▶ [OBJECTIVE]:
Search the records that follow and extract every line containing the string "JSON".
--- start RECORD EXCERPTS ---
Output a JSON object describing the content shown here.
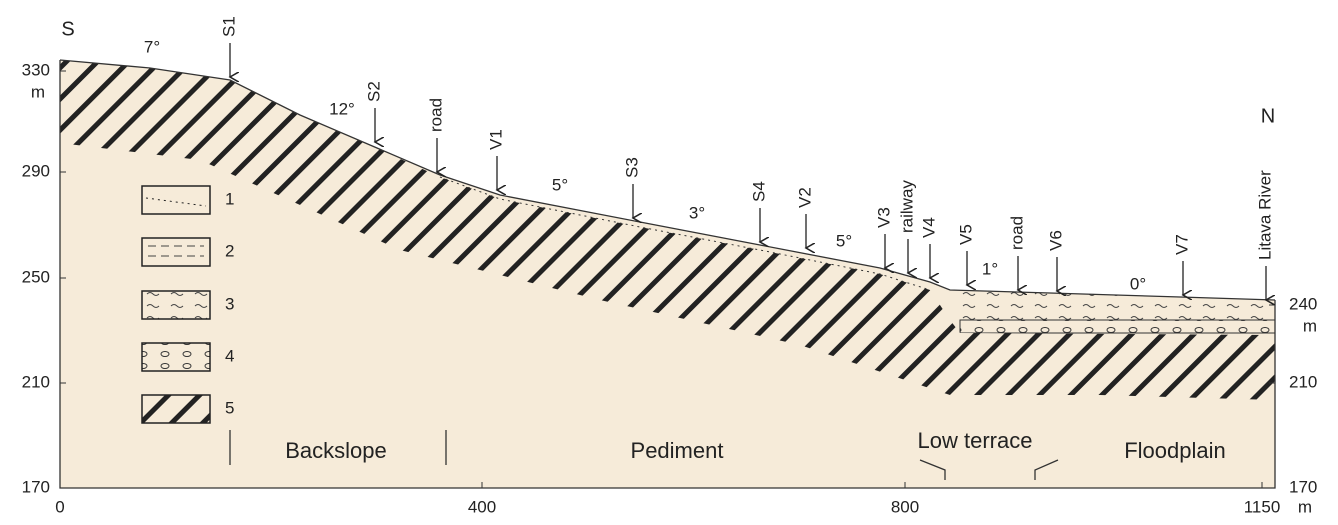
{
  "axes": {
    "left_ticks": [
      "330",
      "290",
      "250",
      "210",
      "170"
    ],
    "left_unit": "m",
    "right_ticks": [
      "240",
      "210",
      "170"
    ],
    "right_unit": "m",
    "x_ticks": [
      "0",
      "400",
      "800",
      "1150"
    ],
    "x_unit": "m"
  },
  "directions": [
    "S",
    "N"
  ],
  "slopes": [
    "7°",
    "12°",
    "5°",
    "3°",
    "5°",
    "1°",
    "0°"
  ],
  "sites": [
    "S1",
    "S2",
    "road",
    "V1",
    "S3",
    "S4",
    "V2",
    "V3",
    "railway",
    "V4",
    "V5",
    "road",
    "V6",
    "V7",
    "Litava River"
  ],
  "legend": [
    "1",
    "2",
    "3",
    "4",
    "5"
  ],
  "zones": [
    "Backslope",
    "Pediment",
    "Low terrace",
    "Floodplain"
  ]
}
--- end RECORD EXCERPTS ---
--- start RECORD EXCERPTS ---
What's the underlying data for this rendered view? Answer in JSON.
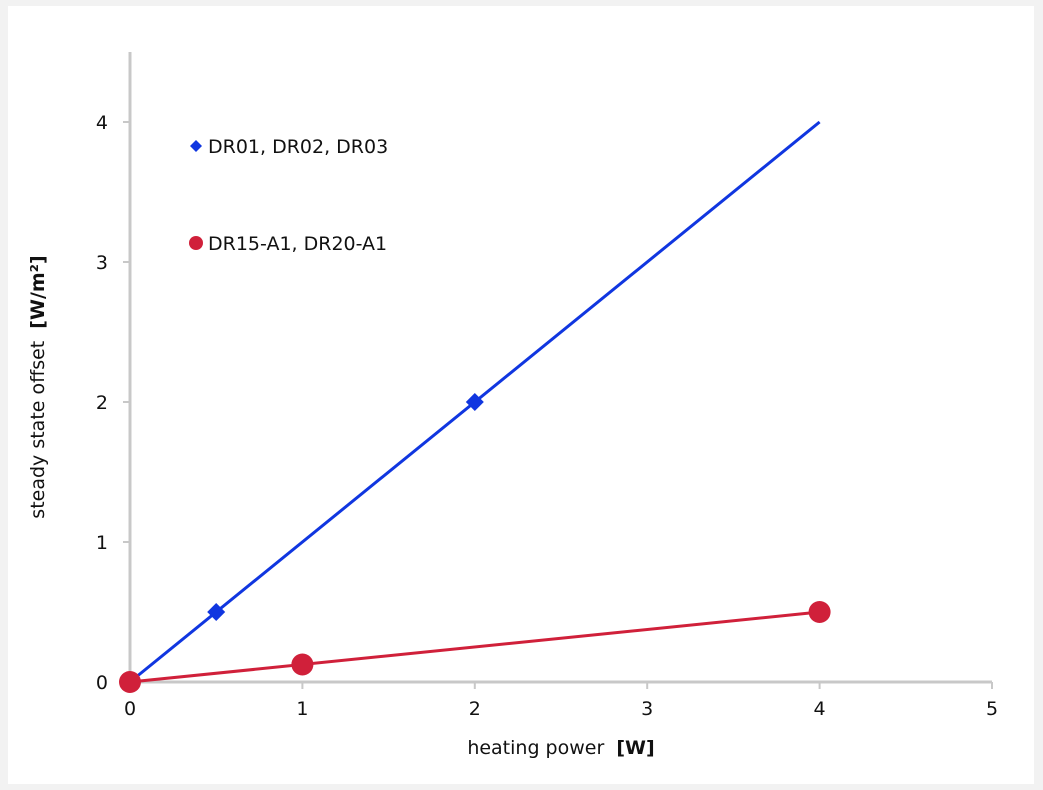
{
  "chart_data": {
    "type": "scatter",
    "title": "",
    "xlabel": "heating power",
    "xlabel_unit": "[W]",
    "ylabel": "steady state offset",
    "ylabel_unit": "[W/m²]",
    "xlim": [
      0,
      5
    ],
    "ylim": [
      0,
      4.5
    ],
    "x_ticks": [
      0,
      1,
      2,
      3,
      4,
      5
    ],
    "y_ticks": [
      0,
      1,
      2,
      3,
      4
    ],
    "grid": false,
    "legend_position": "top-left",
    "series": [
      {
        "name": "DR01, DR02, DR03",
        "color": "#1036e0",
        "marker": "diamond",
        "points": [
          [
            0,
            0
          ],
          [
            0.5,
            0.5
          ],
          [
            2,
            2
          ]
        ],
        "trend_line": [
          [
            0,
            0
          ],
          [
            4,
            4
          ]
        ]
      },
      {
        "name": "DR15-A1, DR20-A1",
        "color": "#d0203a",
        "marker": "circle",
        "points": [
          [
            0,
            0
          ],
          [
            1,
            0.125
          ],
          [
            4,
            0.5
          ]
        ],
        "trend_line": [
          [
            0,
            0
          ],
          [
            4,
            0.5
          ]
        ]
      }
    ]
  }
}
--- end RECORD EXCERPTS ---
▶ [SOLUTION TO THE EXERCISE]:
Output a JSON object describing the content shown here.
What's the underlying data for this rendered view? Answer in JSON.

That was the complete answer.